**Description of the task:**
Print all of the data exactly as written.

# start of Input material

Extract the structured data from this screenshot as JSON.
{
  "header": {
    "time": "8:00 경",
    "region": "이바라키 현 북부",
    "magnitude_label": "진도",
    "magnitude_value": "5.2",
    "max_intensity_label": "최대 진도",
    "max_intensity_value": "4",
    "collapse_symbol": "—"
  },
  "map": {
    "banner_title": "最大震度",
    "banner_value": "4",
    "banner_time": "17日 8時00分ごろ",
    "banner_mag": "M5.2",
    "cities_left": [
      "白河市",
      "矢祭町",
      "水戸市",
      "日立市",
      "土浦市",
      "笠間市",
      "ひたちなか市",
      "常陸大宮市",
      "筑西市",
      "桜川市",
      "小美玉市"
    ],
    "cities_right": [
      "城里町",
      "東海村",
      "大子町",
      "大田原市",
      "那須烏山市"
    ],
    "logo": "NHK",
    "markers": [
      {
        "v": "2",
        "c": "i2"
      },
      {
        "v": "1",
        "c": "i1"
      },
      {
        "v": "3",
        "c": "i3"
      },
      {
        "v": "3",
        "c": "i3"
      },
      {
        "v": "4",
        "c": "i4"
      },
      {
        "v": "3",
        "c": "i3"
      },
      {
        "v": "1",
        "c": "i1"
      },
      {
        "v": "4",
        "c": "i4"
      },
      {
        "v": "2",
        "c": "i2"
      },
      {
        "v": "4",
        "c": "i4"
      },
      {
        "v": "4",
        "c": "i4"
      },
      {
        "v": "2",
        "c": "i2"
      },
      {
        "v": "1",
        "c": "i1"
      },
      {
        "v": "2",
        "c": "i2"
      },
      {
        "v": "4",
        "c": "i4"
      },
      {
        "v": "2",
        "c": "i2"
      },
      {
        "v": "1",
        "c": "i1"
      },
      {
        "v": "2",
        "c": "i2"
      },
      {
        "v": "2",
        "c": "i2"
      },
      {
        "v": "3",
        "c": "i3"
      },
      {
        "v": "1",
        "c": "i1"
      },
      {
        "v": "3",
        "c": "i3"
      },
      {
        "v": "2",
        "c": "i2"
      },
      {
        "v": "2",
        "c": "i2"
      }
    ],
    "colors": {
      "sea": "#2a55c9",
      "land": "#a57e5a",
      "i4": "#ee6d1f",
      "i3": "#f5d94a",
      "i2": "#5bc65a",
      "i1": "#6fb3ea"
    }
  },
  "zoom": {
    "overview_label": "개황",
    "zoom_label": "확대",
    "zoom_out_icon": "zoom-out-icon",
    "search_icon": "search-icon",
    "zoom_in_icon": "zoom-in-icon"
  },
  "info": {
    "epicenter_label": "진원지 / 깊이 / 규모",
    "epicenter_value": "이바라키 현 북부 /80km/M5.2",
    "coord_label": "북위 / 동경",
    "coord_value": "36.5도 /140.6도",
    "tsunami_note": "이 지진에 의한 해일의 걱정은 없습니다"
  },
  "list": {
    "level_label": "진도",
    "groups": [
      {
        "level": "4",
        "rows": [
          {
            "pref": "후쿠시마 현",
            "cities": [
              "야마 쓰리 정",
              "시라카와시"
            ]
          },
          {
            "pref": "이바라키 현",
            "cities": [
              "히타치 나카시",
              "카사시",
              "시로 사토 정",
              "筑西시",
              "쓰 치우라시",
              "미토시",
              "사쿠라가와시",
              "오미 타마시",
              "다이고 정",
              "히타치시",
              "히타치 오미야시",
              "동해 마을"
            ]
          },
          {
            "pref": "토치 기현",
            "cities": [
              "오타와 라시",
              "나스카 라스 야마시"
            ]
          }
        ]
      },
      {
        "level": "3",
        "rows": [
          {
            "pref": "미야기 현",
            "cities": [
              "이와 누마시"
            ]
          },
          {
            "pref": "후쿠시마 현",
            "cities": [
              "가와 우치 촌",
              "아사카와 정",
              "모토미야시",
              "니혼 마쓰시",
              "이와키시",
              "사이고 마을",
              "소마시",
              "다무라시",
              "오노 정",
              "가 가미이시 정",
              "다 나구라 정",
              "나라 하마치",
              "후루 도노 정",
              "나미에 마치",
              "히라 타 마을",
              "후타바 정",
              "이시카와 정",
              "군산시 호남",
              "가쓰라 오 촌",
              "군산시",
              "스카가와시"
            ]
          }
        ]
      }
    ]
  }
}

# end of Input material

**Task answer:**
Extract the structured data from this screenshot as JSON.
{
  "header": {
    "time": "8:00 경",
    "region": "이바라키 현 북부",
    "magnitude_label": "진도",
    "magnitude_value": "5.2",
    "max_intensity_label": "최대 진도",
    "max_intensity_value": "4",
    "collapse_symbol": "—"
  },
  "map": {
    "banner_title": "最大震度",
    "banner_value": "4",
    "banner_time": "17日 8時00分ごろ",
    "banner_mag": "M5.2",
    "cities_left": [
      "白河市",
      "矢祭町",
      "水戸市",
      "日立市",
      "土浦市",
      "笠間市",
      "ひたちなか市",
      "常陸大宮市",
      "筑西市",
      "桜川市",
      "小美玉市"
    ],
    "cities_right": [
      "城里町",
      "東海村",
      "大子町",
      "大田原市",
      "那須烏山市"
    ],
    "logo": "NHK",
    "markers": [
      {
        "v": "2",
        "c": "i2"
      },
      {
        "v": "1",
        "c": "i1"
      },
      {
        "v": "3",
        "c": "i3"
      },
      {
        "v": "3",
        "c": "i3"
      },
      {
        "v": "4",
        "c": "i4"
      },
      {
        "v": "3",
        "c": "i3"
      },
      {
        "v": "1",
        "c": "i1"
      },
      {
        "v": "4",
        "c": "i4"
      },
      {
        "v": "2",
        "c": "i2"
      },
      {
        "v": "4",
        "c": "i4"
      },
      {
        "v": "4",
        "c": "i4"
      },
      {
        "v": "2",
        "c": "i2"
      },
      {
        "v": "1",
        "c": "i1"
      },
      {
        "v": "2",
        "c": "i2"
      },
      {
        "v": "4",
        "c": "i4"
      },
      {
        "v": "2",
        "c": "i2"
      },
      {
        "v": "1",
        "c": "i1"
      },
      {
        "v": "2",
        "c": "i2"
      },
      {
        "v": "2",
        "c": "i2"
      },
      {
        "v": "3",
        "c": "i3"
      },
      {
        "v": "1",
        "c": "i1"
      },
      {
        "v": "3",
        "c": "i3"
      },
      {
        "v": "2",
        "c": "i2"
      },
      {
        "v": "2",
        "c": "i2"
      }
    ],
    "colors": {
      "sea": "#2a55c9",
      "land": "#a57e5a",
      "i4": "#ee6d1f",
      "i3": "#f5d94a",
      "i2": "#5bc65a",
      "i1": "#6fb3ea"
    }
  },
  "zoom": {
    "overview_label": "개황",
    "zoom_label": "확대",
    "zoom_out_icon": "zoom-out-icon",
    "search_icon": "search-icon",
    "zoom_in_icon": "zoom-in-icon"
  },
  "info": {
    "epicenter_label": "진원지 / 깊이 / 규모",
    "epicenter_value": "이바라키 현 북부 /80km/M5.2",
    "coord_label": "북위 / 동경",
    "coord_value": "36.5도 /140.6도",
    "tsunami_note": "이 지진에 의한 해일의 걱정은 없습니다"
  },
  "list": {
    "level_label": "진도",
    "groups": [
      {
        "level": "4",
        "rows": [
          {
            "pref": "후쿠시마 현",
            "cities": [
              "야마 쓰리 정",
              "시라카와시"
            ]
          },
          {
            "pref": "이바라키 현",
            "cities": [
              "히타치 나카시",
              "카사시",
              "시로 사토 정",
              "筑西시",
              "쓰 치우라시",
              "미토시",
              "사쿠라가와시",
              "오미 타마시",
              "다이고 정",
              "히타치시",
              "히타치 오미야시",
              "동해 마을"
            ]
          },
          {
            "pref": "토치 기현",
            "cities": [
              "오타와 라시",
              "나스카 라스 야마시"
            ]
          }
        ]
      },
      {
        "level": "3",
        "rows": [
          {
            "pref": "미야기 현",
            "cities": [
              "이와 누마시"
            ]
          },
          {
            "pref": "후쿠시마 현",
            "cities": [
              "가와 우치 촌",
              "아사카와 정",
              "모토미야시",
              "니혼 마쓰시",
              "이와키시",
              "사이고 마을",
              "소마시",
              "다무라시",
              "오노 정",
              "가 가미이시 정",
              "다 나구라 정",
              "나라 하마치",
              "후루 도노 정",
              "나미에 마치",
              "히라 타 마을",
              "후타바 정",
              "이시카와 정",
              "군산시 호남",
              "가쓰라 오 촌",
              "군산시",
              "스카가와시"
            ]
          }
        ]
      }
    ]
  }
}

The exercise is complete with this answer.